(Data extracted from a collection)
○ ○ ○ ○ ○
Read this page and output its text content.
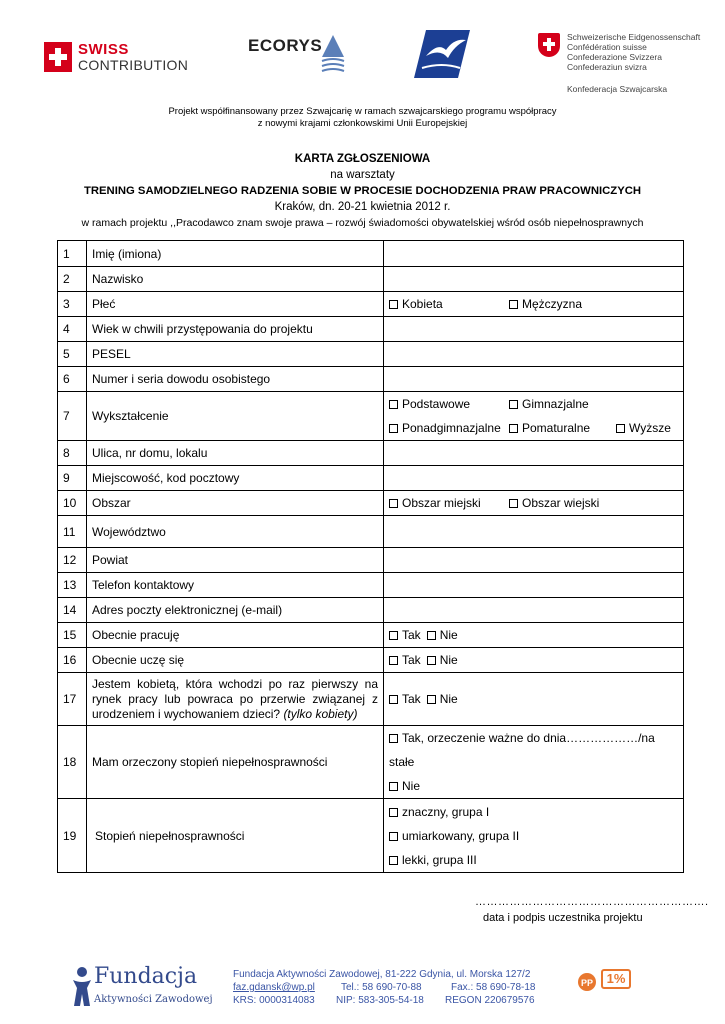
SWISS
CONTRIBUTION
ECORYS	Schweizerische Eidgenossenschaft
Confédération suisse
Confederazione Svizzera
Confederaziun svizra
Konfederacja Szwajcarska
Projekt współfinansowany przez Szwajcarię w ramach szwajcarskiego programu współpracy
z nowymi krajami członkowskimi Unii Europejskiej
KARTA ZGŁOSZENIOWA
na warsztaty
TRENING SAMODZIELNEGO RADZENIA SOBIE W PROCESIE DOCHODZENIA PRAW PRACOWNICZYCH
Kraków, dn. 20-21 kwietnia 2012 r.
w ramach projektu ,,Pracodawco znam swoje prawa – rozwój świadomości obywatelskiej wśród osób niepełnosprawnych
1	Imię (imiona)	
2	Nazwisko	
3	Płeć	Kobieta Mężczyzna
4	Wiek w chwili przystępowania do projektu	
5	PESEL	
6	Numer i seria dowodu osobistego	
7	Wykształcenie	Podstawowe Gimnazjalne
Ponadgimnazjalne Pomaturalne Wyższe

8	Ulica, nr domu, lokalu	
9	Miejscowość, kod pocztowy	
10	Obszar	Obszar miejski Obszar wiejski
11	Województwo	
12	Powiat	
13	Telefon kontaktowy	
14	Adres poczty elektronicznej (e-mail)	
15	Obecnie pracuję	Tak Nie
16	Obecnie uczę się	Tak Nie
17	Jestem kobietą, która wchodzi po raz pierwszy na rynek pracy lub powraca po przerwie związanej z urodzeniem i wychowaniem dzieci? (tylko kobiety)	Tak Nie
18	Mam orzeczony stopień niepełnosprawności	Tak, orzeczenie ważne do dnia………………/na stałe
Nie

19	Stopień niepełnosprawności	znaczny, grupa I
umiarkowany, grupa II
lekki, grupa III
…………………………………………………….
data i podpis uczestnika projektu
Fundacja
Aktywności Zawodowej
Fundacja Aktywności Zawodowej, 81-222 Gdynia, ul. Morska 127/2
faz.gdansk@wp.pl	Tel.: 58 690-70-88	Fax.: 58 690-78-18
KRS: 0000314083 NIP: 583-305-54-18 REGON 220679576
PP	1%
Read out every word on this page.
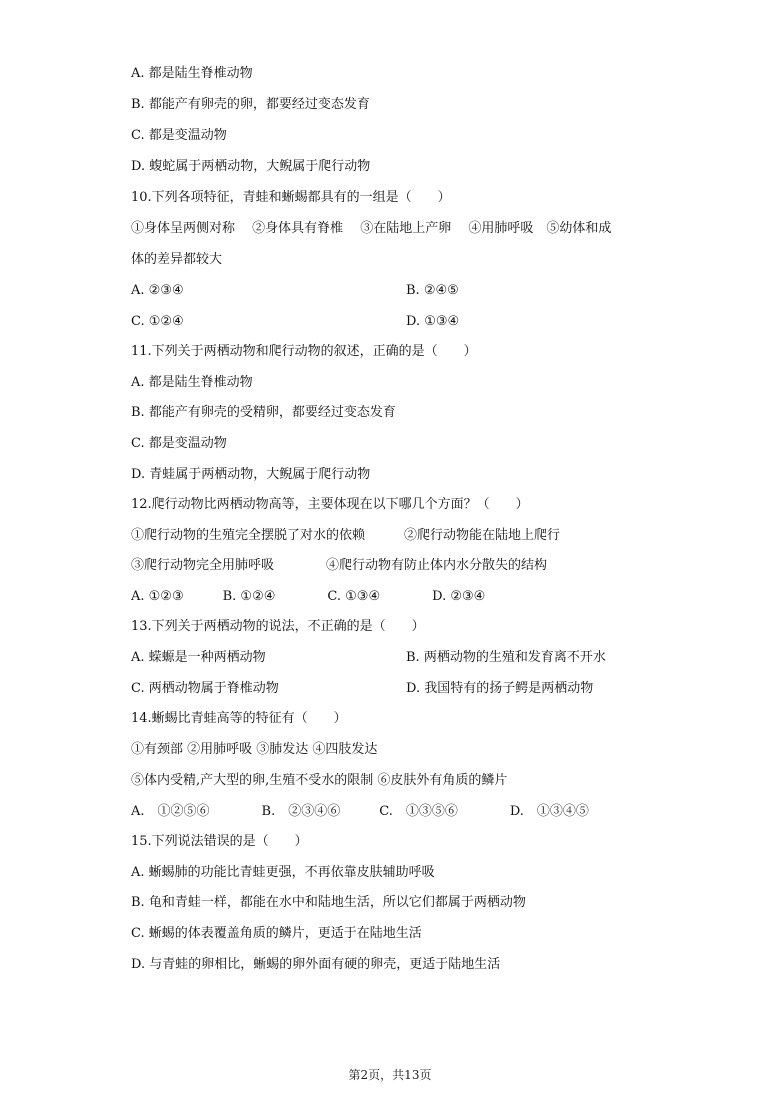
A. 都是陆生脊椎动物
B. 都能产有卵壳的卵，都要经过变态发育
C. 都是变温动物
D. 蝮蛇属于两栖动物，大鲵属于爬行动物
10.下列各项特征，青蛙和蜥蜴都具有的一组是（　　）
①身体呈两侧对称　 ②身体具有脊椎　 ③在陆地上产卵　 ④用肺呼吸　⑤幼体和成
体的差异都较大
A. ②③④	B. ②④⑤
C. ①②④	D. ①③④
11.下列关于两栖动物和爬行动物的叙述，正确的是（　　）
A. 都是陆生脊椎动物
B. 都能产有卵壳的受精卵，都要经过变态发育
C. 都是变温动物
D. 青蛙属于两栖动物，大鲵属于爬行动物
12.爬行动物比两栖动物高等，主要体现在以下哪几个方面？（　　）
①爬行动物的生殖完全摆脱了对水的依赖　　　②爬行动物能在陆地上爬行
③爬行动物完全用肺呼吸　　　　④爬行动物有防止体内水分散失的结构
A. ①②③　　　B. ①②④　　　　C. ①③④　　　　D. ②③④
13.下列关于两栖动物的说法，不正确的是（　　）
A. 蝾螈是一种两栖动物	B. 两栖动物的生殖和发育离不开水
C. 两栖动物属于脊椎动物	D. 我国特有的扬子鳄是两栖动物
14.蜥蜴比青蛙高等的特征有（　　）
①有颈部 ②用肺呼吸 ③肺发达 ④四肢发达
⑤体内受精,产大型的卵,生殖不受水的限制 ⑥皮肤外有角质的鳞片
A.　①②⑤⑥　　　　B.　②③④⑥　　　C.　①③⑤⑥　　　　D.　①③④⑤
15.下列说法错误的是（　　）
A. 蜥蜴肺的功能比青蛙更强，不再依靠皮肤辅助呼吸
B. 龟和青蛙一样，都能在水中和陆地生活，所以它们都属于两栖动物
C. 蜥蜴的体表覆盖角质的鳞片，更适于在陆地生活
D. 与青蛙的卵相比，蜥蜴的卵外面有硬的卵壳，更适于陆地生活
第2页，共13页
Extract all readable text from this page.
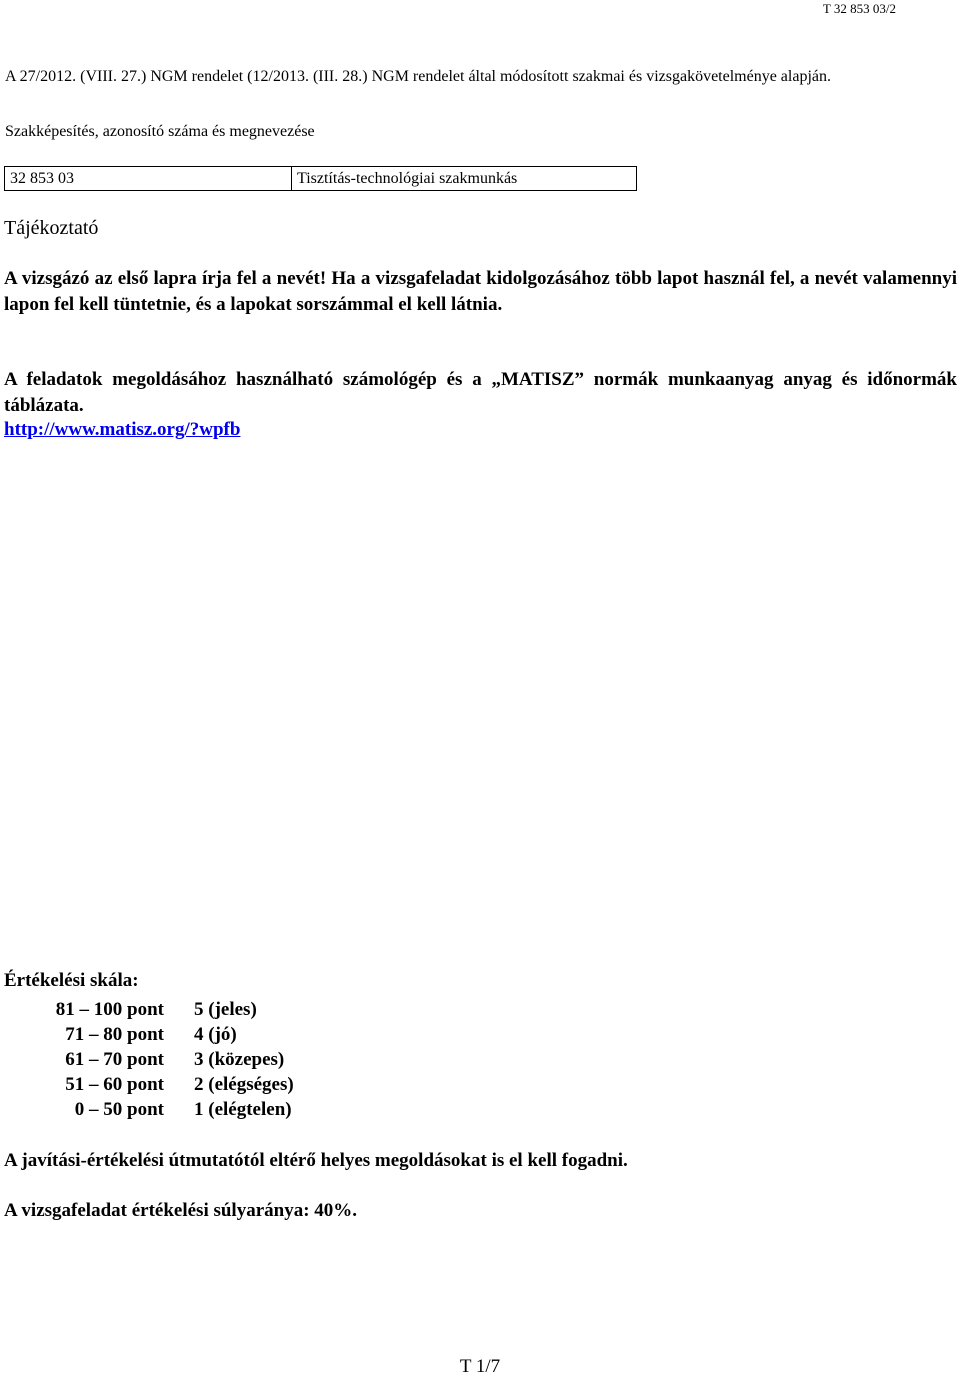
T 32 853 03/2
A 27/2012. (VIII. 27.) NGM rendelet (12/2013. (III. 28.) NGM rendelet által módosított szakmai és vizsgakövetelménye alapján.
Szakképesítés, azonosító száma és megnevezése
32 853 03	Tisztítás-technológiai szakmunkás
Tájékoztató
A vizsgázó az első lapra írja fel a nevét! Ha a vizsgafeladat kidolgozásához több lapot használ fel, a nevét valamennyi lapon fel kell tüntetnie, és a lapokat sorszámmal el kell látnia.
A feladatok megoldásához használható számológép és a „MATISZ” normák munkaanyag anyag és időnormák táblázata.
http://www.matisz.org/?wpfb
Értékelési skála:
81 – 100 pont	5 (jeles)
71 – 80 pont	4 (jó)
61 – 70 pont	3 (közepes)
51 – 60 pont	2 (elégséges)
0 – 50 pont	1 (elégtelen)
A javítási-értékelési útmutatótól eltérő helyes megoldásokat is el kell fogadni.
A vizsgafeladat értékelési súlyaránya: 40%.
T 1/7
○ ○ ○ ○ ○
Repeat the material verbatim. Do not carry over any picture.

### COMPLETE RESPONSE
Read this page and output its text content.
SWISS
CONTRIBUTION
ECORYS	Schweizerische Eidgenossenschaft
Confédération suisse
Confederazione Svizzera
Confederaziun svizra
Konfederacja Szwajcarska
Projekt współfinansowany przez Szwajcarię w ramach szwajcarskiego programu współpracy
z nowymi krajami członkowskimi Unii Europejskiej
KARTA ZGŁOSZENIOWA
na warsztaty
TRENING SAMODZIELNEGO RADZENIA SOBIE W PROCESIE DOCHODZENIA PRAW PRACOWNICZYCH
Kraków, dn. 20-21 kwietnia 2012 r.
w ramach projektu ,,Pracodawco znam swoje prawa – rozwój świadomości obywatelskiej wśród osób niepełnosprawnych
1	Imię (imiona)	
2	Nazwisko	
3	Płeć	Kobieta Mężczyzna
4	Wiek w chwili przystępowania do projektu	
5	PESEL	
6	Numer i seria dowodu osobistego	
7	Wykształcenie	Podstawowe Gimnazjalne
Ponadgimnazjalne Pomaturalne Wyższe

8	Ulica, nr domu, lokalu	
9	Miejscowość, kod pocztowy	
10	Obszar	Obszar miejski Obszar wiejski
11	Województwo	
12	Powiat	
13	Telefon kontaktowy	
14	Adres poczty elektronicznej (e-mail)	
15	Obecnie pracuję	Tak Nie
16	Obecnie uczę się	Tak Nie
17	Jestem kobietą, która wchodzi po raz pierwszy na rynek pracy lub powraca po przerwie związanej z urodzeniem i wychowaniem dzieci? (tylko kobiety)	Tak Nie
18	Mam orzeczony stopień niepełnosprawności	Tak, orzeczenie ważne do dnia………………/na stałe
Nie

19	Stopień niepełnosprawności	znaczny, grupa I
umiarkowany, grupa II
lekki, grupa III
…………………………………………………….
data i podpis uczestnika projektu
Fundacja
Aktywności Zawodowej
Fundacja Aktywności Zawodowej, 81-222 Gdynia, ul. Morska 127/2
faz.gdansk@wp.pl	Tel.: 58 690-70-88	Fax.: 58 690-78-18
KRS: 0000314083 NIP: 583-305-54-18 REGON 220679576
PP	1%
Read out every word on this page.
A. 都是陆生脊椎动物
B. 都能产有卵壳的卵，都要经过变态发育
C. 都是变温动物
D. 蝮蛇属于两栖动物，大鲵属于爬行动物
10.下列各项特征，青蛙和蜥蜴都具有的一组是（　　）
①身体呈两侧对称　 ②身体具有脊椎　 ③在陆地上产卵　 ④用肺呼吸　⑤幼体和成
体的差异都较大
A. ②③④	B. ②④⑤
C. ①②④	D. ①③④
11.下列关于两栖动物和爬行动物的叙述，正确的是（　　）
A. 都是陆生脊椎动物
B. 都能产有卵壳的受精卵，都要经过变态发育
C. 都是变温动物
D. 青蛙属于两栖动物，大鲵属于爬行动物
12.爬行动物比两栖动物高等，主要体现在以下哪几个方面？（　　）
①爬行动物的生殖完全摆脱了对水的依赖　　　②爬行动物能在陆地上爬行
③爬行动物完全用肺呼吸　　　　④爬行动物有防止体内水分散失的结构
A. ①②③　　　B. ①②④　　　　C. ①③④　　　　D. ②③④
13.下列关于两栖动物的说法，不正确的是（　　）
A. 蝾螈是一种两栖动物	B. 两栖动物的生殖和发育离不开水
C. 两栖动物属于脊椎动物	D. 我国特有的扬子鳄是两栖动物
14.蜥蜴比青蛙高等的特征有（　　）
①有颈部 ②用肺呼吸 ③肺发达 ④四肢发达
⑤体内受精,产大型的卵,生殖不受水的限制 ⑥皮肤外有角质的鳞片
A.　①②⑤⑥　　　　B.　②③④⑥　　　C.　①③⑤⑥　　　　D.　①③④⑤
15.下列说法错误的是（　　）
A. 蜥蜴肺的功能比青蛙更强，不再依靠皮肤辅助呼吸
B. 龟和青蛙一样，都能在水中和陆地生活，所以它们都属于两栖动物
C. 蜥蜴的体表覆盖角质的鳞片，更适于在陆地生活
D. 与青蛙的卵相比，蜥蜴的卵外面有硬的卵壳，更适于陆地生活
第2页，共13页
Extract all readable text from this page.
T 32 853 03/2
A 27/2012. (VIII. 27.) NGM rendelet (12/2013. (III. 28.) NGM rendelet által módosított szakmai és vizsgakövetelménye alapján.
Szakképesítés, azonosító száma és megnevezése
32 853 03	Tisztítás-technológiai szakmunkás
Tájékoztató
A vizsgázó az első lapra írja fel a nevét! Ha a vizsgafeladat kidolgozásához több lapot használ fel, a nevét valamennyi lapon fel kell tüntetnie, és a lapokat sorszámmal el kell látnia.
A feladatok megoldásához használható számológép és a „MATISZ” normák munkaanyag anyag és időnormák táblázata.
http://www.matisz.org/?wpfb
Értékelési skála:
81 – 100 pont	5 (jeles)
71 – 80 pont	4 (jó)
61 – 70 pont	3 (közepes)
51 – 60 pont	2 (elégséges)
0 – 50 pont	1 (elégtelen)
A javítási-értékelési útmutatótól eltérő helyes megoldásokat is el kell fogadni.
A vizsgafeladat értékelési súlyaránya: 40%.
T 1/7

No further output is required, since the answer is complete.